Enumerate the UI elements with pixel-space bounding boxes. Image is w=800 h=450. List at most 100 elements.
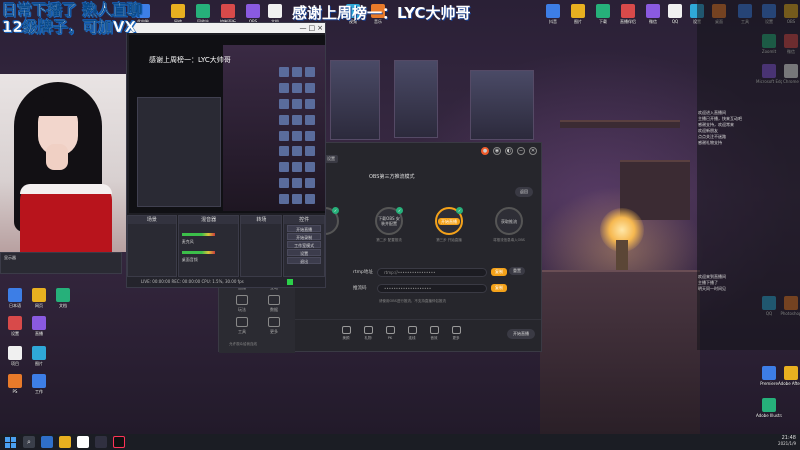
desktop-icon[interactable]: 图片: [565, 4, 591, 24]
desktop-icon[interactable]: Adobe After Effects: [778, 366, 800, 386]
chat-panel: [697, 0, 800, 350]
desktop-icon[interactable]: 直播伴侣: [615, 4, 641, 24]
close-icon[interactable]: ✕: [529, 147, 537, 155]
start-recording-button[interactable]: 开始录制: [287, 233, 321, 240]
wallpaper-window: [330, 60, 380, 140]
tool-label: 音效: [430, 336, 438, 340]
sidebar-item[interactable]: 工具: [227, 317, 257, 335]
stream-step: 获取推流 将推流信息填入OBS: [489, 207, 529, 243]
preview-icon: [292, 146, 302, 157]
desktop-icon[interactable]: 文档: [262, 4, 288, 24]
sidebar-item[interactable]: 数据: [259, 295, 289, 313]
minimize-icon[interactable]: ─: [517, 147, 525, 155]
chat-list: 欢迎进入直播间 主播已开播，快来互动吧 感谢支持，欢迎常来 欢迎新朋友 点点关注…: [698, 110, 772, 146]
mixer-label: 麦克风: [181, 239, 194, 244]
toolbar-tool[interactable]: 更多: [445, 326, 467, 341]
exit-button[interactable]: 退出: [287, 257, 321, 264]
sidebar-item-label: 数据: [270, 307, 278, 312]
desktop-icon[interactable]: 图片: [26, 346, 52, 366]
desktop-icon[interactable]: 文档: [50, 288, 76, 308]
field-input[interactable]: ••••••••••••••••••••: [377, 283, 487, 293]
overlay-line: 12级牌子，可加VX: [2, 18, 137, 36]
desktop-icon[interactable]: Adobe Illustrator: [756, 398, 782, 418]
desktop-icon[interactable]: 工作: [26, 374, 52, 394]
search-icon[interactable]: ⌕: [23, 436, 35, 448]
desktop-icon-label: 下载: [599, 19, 607, 24]
start-streaming-button[interactable]: 开始直播: [287, 225, 321, 232]
desktop-icon[interactable]: 抖音: [540, 4, 566, 24]
obs-scenes-dock: 场景: [127, 215, 177, 277]
preview-icon: [279, 114, 289, 125]
theme-icon[interactable]: ◐: [505, 147, 513, 155]
app-icon: [784, 366, 798, 380]
toolbar-tool[interactable]: 礼物: [357, 326, 379, 341]
chrome-icon[interactable]: [77, 436, 89, 448]
preview-icon: [279, 130, 289, 141]
chat-list-2: 欢迎来到直播间 主播下播了 明天同一时间见: [698, 274, 772, 292]
taskbar: ⌕ 21:48 2021/1/9: [0, 434, 800, 450]
desktop-icon[interactable]: PS: [2, 374, 28, 394]
back-button[interactable]: 返回: [515, 187, 533, 197]
toolbar-tool[interactable]: 连线: [401, 326, 423, 341]
preview-icon: [292, 67, 302, 77]
wallpaper-lamp-base: [616, 240, 628, 270]
sidebar-item-label: 更多: [270, 329, 278, 334]
data-icon: [268, 295, 280, 305]
toolbar-tool[interactable]: 音效: [423, 326, 445, 341]
record-icon[interactable]: ●: [481, 147, 489, 155]
edge-icon[interactable]: [41, 436, 53, 448]
desktop-icon[interactable]: 直播: [26, 316, 52, 336]
maximize-icon[interactable]: □: [309, 24, 316, 32]
desktop-icon[interactable]: 设置: [2, 316, 28, 336]
studio-mode-button[interactable]: 工作室模式: [287, 241, 321, 248]
stream-app-tag[interactable]: 设置: [324, 155, 338, 163]
obs-icon[interactable]: [95, 436, 107, 448]
desktop-icon[interactable]: 下载: [590, 4, 616, 24]
toolbar-tool[interactable]: PK: [379, 326, 401, 340]
file-explorer-icon[interactable]: [59, 436, 71, 448]
app-icon: [8, 346, 22, 360]
step-circle[interactable]: 下载OBS 安装并配置 ✓: [375, 207, 403, 235]
app-icon: [762, 398, 776, 412]
reset-button[interactable]: 重置: [509, 267, 525, 275]
tiktok-icon[interactable]: [113, 436, 125, 448]
settings-button[interactable]: 设置: [287, 249, 321, 256]
check-icon: ✓: [396, 207, 403, 214]
tool-icon: [236, 317, 248, 327]
minimize-icon[interactable]: —: [300, 24, 307, 32]
copy-button[interactable]: 复制: [491, 284, 507, 292]
windows-start-icon[interactable]: [3, 435, 17, 449]
obs-preview[interactable]: 感谢上周榜一：LYC大帅哥: [129, 35, 325, 213]
desktop-icon[interactable]: 控制面板: [215, 4, 241, 24]
skin-icon[interactable]: ◉: [493, 147, 501, 155]
app-icon: [8, 288, 22, 302]
desktop-icon[interactable]: 项目: [2, 346, 28, 366]
webcam-person-bangs: [34, 96, 82, 116]
step-circle[interactable]: 获取推流: [495, 207, 523, 235]
step-label: 获取推流: [501, 218, 517, 224]
close-icon[interactable]: ×: [317, 24, 323, 32]
copy-button[interactable]: 复制: [491, 268, 507, 276]
volume-meter[interactable]: [181, 233, 216, 236]
tool-label: 美颜: [342, 336, 350, 340]
desktop-icon[interactable]: 日本语: [2, 288, 28, 308]
sidebar-item[interactable]: 更多: [259, 317, 289, 335]
start-live-button[interactable]: 开始直播: [507, 329, 535, 339]
step-circle[interactable]: 开始直播 ✓: [435, 207, 463, 235]
clock[interactable]: 21:48 2021/1/9: [778, 436, 796, 447]
obs-window[interactable]: — □ × 感谢上周榜一：LYC大帅哥 场景 混音器 麦克风 桌面音频 转场 控: [126, 22, 326, 288]
sidebar-item[interactable]: 玩法: [227, 295, 257, 313]
volume-meter[interactable]: [181, 251, 216, 254]
mixer-row: 桌面音频: [181, 246, 236, 262]
step-desc: 第二步 配置推流: [376, 238, 402, 242]
app-icon: [32, 374, 46, 388]
desktop-icon[interactable]: 网页: [26, 288, 52, 308]
desktop-icon-label: 直播伴侣: [620, 19, 636, 24]
desktop-icon-label: 图片: [574, 19, 582, 24]
more-icon: [268, 317, 280, 327]
scene-source-panel[interactable]: 显示器: [0, 252, 122, 274]
check-icon: ✓: [332, 207, 339, 214]
toolbar-tool[interactable]: 美颜: [335, 326, 357, 341]
field-input[interactable]: rtmp://••••••••••••••••: [377, 267, 487, 277]
step-label: 下载OBS 安装并配置: [378, 216, 400, 226]
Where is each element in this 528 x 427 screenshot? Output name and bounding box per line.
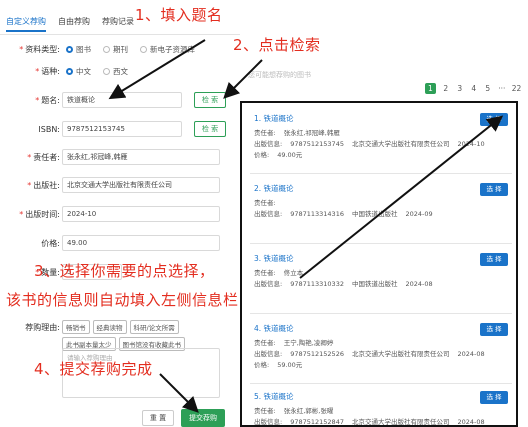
publisher-label: 出版社:	[33, 180, 60, 190]
divider	[250, 173, 512, 174]
reason-label: 荐购理由:	[25, 322, 60, 332]
result-title[interactable]: 2. 铁道概论	[254, 183, 504, 194]
reason-row: 荐购理由:	[0, 318, 60, 336]
pub-date-input[interactable]: 2024-10	[62, 206, 220, 222]
publisher-input[interactable]: 北京交通大学出版社有限责任公司	[62, 177, 220, 193]
result-title[interactable]: 5. 铁道概论	[254, 391, 504, 402]
annotation-step4: 4、提交荐购完成	[34, 360, 153, 378]
price-label: 价格:	[41, 238, 60, 248]
title-input[interactable]: 铁道概论	[62, 92, 182, 108]
page-5[interactable]: 5	[484, 84, 492, 93]
select-button[interactable]: 选 择	[480, 253, 508, 266]
result-card: 1. 铁道概论 责任者: 张永红,祁冠峰,韩雁 出版信息: 978751215374…	[254, 113, 504, 161]
page-2[interactable]: 2	[442, 84, 450, 93]
results-hint: 您可能想荐购的图书	[248, 71, 311, 79]
reason-tag[interactable]: 畅销书	[62, 320, 90, 334]
reset-button[interactable]: 重 置	[142, 410, 174, 426]
annotation-step3a: 3、选择你需要的点选择，	[34, 262, 215, 280]
price-row: 价格:	[0, 234, 60, 252]
tab-divider	[0, 34, 240, 35]
reason-tag[interactable]: 经典读物	[92, 320, 127, 334]
select-button[interactable]: 选 择	[480, 183, 508, 196]
language-label: 语种:	[41, 66, 60, 76]
title-search-button[interactable]: 检 索	[194, 92, 226, 108]
radio-journal[interactable]: 期刊	[103, 44, 128, 55]
pub-date-label: 出版时间:	[25, 209, 60, 219]
select-button[interactable]: 选 择	[480, 113, 508, 126]
page-3[interactable]: 3	[456, 84, 464, 93]
isbn-row: ISBN:	[0, 120, 60, 138]
divider	[250, 383, 512, 384]
result-card: 2. 铁道概论 责任者: 出版信息: 9787113314316 中国铁道出版社 20…	[254, 183, 504, 220]
author-label: 责任者:	[33, 152, 60, 162]
submit-button[interactable]: 提交荐购	[181, 409, 225, 427]
publisher-row: * 出版社:	[27, 180, 60, 190]
radio-book[interactable]: 图书	[66, 44, 91, 55]
title-row: * 题名:	[35, 95, 60, 105]
result-card: 3. 铁道概论 责任者: 佟立本 出版信息: 9787113310332 中国铁道出版…	[254, 253, 504, 290]
isbn-input[interactable]: 9787512153745	[62, 121, 182, 137]
radio-western[interactable]: 西文	[103, 66, 128, 77]
resource-type-label: 资料类型:	[25, 44, 60, 54]
tab-free-recommend[interactable]: 自由荐购	[58, 16, 90, 32]
tab-custom-recommend[interactable]: 自定义荐购	[6, 16, 46, 32]
author-input[interactable]: 张永红,祁冠峰,韩雁	[62, 149, 220, 165]
annotation-step2: 2、点击检索	[233, 36, 321, 54]
tab-recommend-history[interactable]: 荐购记录	[102, 16, 134, 32]
select-button[interactable]: 选 择	[480, 323, 508, 336]
radio-chinese[interactable]: 中文	[66, 66, 91, 77]
pub-date-row: * 出版时间:	[19, 209, 60, 219]
result-title[interactable]: 1. 铁道概论	[254, 113, 504, 124]
resource-type-row: * 资料类型: 图书 期刊 新电子资源库	[19, 44, 195, 55]
isbn-search-button[interactable]: 检 索	[194, 121, 226, 137]
select-button[interactable]: 选 择	[480, 391, 508, 404]
result-card: 4. 铁道概论 责任者: 王宁,陶艳,凌卿婷 出版信息: 9787512152526…	[254, 323, 504, 371]
reason-tag[interactable]: 科研/论文所需	[129, 320, 179, 334]
divider	[250, 243, 512, 244]
tab-bar: 自定义荐购 自由荐购 荐购记录	[6, 16, 146, 32]
annotation-step1: 1、填入题名	[135, 6, 223, 24]
price-input[interactable]: 49.00	[62, 235, 220, 251]
isbn-label: ISBN:	[38, 124, 60, 134]
language-row: * 语种: 中文 西文	[35, 66, 128, 77]
result-card: 5. 铁道概论 责任者: 张永红,郭彬,张曜 出版信息: 9787512152847…	[254, 391, 504, 425]
page-4[interactable]: 4	[470, 84, 478, 93]
radio-eresource[interactable]: 新电子资源库	[140, 44, 195, 55]
results-panel: 1. 铁道概论 责任者: 张永红,祁冠峰,韩雁 出版信息: 978751215374…	[240, 101, 518, 427]
page-ellipsis: ···	[498, 84, 506, 93]
author-row: * 责任者:	[27, 152, 60, 162]
annotation-step3b: 该书的信息则自动填入左侧信息栏	[6, 291, 239, 309]
page-1[interactable]: 1	[425, 83, 436, 94]
page-22[interactable]: 22	[512, 84, 522, 93]
result-title[interactable]: 3. 铁道概论	[254, 253, 504, 264]
result-title[interactable]: 4. 铁道概论	[254, 323, 504, 334]
divider	[250, 313, 512, 314]
title-label: 题名:	[41, 95, 60, 105]
pagination: 1 2 3 4 5 ··· 22 ›	[425, 83, 528, 94]
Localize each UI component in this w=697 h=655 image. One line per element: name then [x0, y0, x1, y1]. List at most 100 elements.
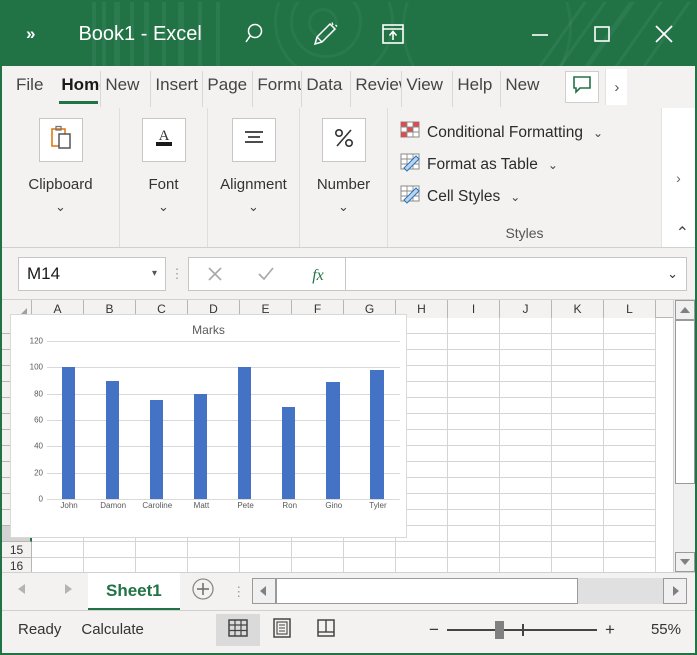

* Required task: Reproduce the material from the line with "desktop-icon[interactable]: 图片: [565, 4, 591, 24]" up to and including the line with "obs-scenes-dock: 场景: [127, 215, 177, 277]", changing nothing.

* Task answer:
desktop-icon[interactable]: 图片: [565, 4, 591, 24]
desktop-icon[interactable]: Adobe After Effects: [778, 366, 800, 386]
chat-panel: [697, 0, 800, 350]
desktop-icon[interactable]: 直播伴侣: [615, 4, 641, 24]
close-icon[interactable]: ✕: [529, 147, 537, 155]
start-recording-button[interactable]: 开始录制: [287, 233, 321, 240]
wallpaper-window: [330, 60, 380, 140]
tool-label: 音效: [430, 336, 438, 340]
sidebar-item[interactable]: 工具: [227, 317, 257, 335]
stream-step: 获取推流 将推流信息填入OBS: [489, 207, 529, 243]
preview-icon: [292, 146, 302, 157]
desktop-icon[interactable]: 文档: [262, 4, 288, 24]
sidebar-item[interactable]: 数据: [259, 295, 289, 313]
minimize-icon[interactable]: ─: [517, 147, 525, 155]
chat-list: 欢迎进入直播间 主播已开播，快来互动吧 感谢支持，欢迎常来 欢迎新朋友 点点关注…: [698, 110, 772, 146]
mixer-label: 麦克风: [181, 239, 194, 244]
toolbar-tool[interactable]: 更多: [445, 326, 467, 341]
exit-button[interactable]: 退出: [287, 257, 321, 264]
sidebar-item-label: 数据: [270, 307, 278, 312]
desktop-icon[interactable]: 图片: [26, 346, 52, 366]
desktop-icon[interactable]: 文档: [50, 288, 76, 308]
field-input[interactable]: ••••••••••••••••••••: [377, 283, 487, 293]
overlay-line: 12级牌子，可加VX: [2, 18, 137, 36]
desktop-icon[interactable]: Adobe Illustrator: [756, 398, 782, 418]
desktop-icon[interactable]: 工作: [26, 374, 52, 394]
search-icon[interactable]: ⌕: [23, 436, 35, 448]
desktop-icon-label: 下载: [599, 19, 607, 24]
start-streaming-button[interactable]: 开始直播: [287, 225, 321, 232]
desktop-icon[interactable]: 抖音: [540, 4, 566, 24]
obs-scenes-dock: 场景: [127, 215, 177, 277]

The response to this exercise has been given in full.